Please substitute "bounds" for "bbox" in the entries from the line with "save-button[interactable]: Save bbox=[6, 395, 95, 441]" to the line with "logo-upload-card: Logo image*", then give those lines again with nothing else changed.

• • • • •

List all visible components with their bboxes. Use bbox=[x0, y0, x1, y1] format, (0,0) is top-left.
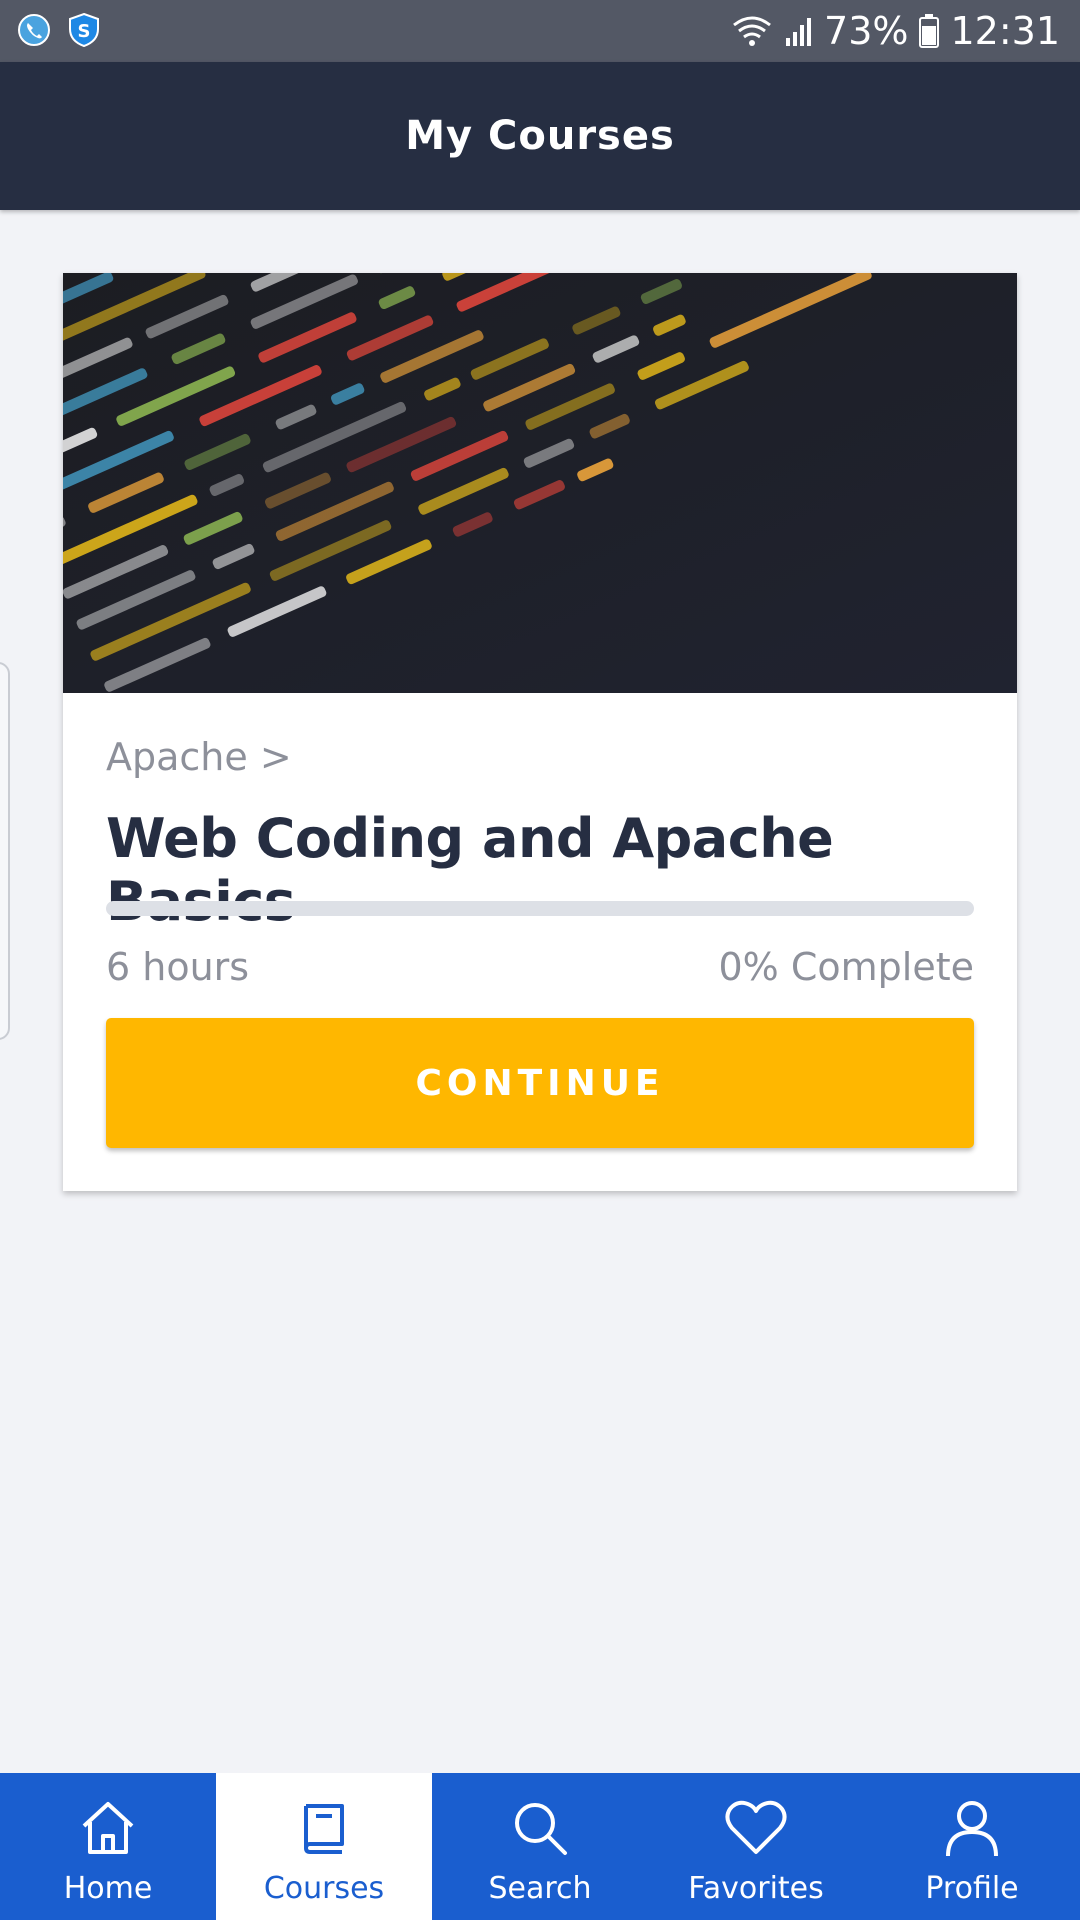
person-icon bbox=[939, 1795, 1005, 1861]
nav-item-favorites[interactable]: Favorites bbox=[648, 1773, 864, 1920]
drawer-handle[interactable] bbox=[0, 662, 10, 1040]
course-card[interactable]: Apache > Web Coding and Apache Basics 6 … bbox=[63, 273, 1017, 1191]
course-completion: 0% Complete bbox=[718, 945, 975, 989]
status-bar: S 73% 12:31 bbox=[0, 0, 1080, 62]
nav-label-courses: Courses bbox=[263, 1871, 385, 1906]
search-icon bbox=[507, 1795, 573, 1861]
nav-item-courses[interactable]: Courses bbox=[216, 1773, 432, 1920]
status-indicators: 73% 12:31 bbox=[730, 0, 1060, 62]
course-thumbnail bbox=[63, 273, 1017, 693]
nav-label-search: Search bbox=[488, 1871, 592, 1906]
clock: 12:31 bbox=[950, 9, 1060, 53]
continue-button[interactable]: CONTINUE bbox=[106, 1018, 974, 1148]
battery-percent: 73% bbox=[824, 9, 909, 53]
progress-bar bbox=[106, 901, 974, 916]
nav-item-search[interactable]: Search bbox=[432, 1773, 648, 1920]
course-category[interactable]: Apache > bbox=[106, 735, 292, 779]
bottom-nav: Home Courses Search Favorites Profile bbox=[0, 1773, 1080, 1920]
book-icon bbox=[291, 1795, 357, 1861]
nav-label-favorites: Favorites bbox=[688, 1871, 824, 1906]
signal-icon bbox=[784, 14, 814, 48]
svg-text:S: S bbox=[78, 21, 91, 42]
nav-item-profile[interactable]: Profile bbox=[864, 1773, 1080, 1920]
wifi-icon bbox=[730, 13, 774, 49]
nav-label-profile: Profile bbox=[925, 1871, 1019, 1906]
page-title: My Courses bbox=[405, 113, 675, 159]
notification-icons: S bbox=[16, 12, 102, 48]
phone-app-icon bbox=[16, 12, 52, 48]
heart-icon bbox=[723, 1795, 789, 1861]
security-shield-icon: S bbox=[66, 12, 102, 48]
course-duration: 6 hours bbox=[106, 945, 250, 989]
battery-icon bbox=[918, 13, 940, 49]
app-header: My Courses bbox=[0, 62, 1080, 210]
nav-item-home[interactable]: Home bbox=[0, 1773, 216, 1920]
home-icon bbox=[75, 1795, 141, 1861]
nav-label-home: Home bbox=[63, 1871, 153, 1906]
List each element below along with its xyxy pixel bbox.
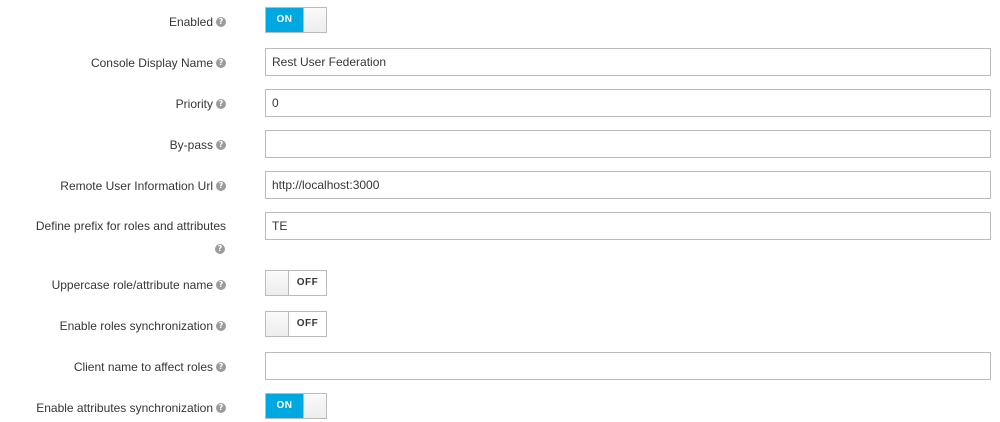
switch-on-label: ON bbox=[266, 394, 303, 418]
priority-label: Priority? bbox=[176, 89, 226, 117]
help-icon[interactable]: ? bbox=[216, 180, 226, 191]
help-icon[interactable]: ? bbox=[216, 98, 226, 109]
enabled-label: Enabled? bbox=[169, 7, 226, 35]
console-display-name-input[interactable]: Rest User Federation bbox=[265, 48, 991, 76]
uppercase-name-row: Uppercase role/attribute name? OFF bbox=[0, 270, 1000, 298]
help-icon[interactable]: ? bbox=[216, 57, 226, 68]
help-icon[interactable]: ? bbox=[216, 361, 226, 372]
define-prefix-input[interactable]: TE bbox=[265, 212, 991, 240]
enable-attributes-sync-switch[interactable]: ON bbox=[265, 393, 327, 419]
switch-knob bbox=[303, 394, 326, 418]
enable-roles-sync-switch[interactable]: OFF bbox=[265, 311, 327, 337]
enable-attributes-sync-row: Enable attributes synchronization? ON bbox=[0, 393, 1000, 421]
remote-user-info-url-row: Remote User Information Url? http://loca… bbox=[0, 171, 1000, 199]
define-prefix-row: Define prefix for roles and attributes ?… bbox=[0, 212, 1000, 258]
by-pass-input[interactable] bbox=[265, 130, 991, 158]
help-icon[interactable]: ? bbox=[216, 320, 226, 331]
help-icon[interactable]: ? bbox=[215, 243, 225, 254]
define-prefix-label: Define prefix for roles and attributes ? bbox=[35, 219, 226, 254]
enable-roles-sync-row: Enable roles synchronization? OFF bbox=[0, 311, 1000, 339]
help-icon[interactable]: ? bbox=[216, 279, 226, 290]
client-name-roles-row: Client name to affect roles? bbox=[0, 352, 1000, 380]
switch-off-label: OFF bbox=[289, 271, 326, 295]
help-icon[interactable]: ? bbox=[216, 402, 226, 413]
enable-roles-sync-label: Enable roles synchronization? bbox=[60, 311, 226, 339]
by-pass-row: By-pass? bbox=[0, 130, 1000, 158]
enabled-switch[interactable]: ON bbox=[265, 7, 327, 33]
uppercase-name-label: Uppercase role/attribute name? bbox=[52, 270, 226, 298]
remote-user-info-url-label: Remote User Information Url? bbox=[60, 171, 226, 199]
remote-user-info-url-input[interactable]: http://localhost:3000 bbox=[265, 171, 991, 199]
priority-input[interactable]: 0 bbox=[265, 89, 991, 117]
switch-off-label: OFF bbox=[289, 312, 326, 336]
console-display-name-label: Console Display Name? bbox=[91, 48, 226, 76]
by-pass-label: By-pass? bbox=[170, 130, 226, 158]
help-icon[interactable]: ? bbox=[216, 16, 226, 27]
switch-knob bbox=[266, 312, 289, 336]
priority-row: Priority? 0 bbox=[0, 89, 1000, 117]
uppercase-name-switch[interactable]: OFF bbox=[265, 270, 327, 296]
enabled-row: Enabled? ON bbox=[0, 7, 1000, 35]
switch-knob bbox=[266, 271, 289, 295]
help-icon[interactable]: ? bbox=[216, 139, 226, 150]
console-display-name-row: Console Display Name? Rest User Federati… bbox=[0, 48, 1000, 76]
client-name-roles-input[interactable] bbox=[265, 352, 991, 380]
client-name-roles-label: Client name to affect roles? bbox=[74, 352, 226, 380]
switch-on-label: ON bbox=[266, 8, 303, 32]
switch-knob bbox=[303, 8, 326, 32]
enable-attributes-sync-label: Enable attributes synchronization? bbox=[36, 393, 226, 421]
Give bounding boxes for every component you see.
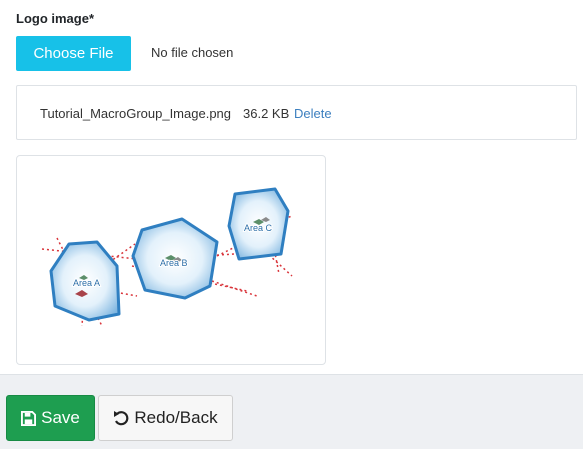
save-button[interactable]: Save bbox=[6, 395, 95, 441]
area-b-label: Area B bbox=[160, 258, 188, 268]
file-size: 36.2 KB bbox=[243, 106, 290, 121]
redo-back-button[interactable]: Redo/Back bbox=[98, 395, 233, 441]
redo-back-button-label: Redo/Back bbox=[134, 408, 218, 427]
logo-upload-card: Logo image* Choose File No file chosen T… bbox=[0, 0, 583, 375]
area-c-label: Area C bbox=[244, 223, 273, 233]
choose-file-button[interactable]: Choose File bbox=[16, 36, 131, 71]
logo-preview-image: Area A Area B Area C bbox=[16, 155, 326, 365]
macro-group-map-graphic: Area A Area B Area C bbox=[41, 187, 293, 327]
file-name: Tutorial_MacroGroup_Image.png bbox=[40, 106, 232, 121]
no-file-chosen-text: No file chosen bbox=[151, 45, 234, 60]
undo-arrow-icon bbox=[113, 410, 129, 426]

• • • • •

**SOLUTION**.
save-button[interactable]: Save bounds=[6, 395, 95, 441]
area-b-label: Area B bounds=[160, 258, 188, 268]
file-size: 36.2 KB bounds=[243, 106, 290, 121]
redo-back-button[interactable]: Redo/Back bounds=[98, 395, 233, 441]
redo-back-button-label: Redo/Back bounds=[134, 408, 218, 427]
logo-upload-card: Logo image* Choose File No file chosen T… bounds=[0, 0, 583, 375]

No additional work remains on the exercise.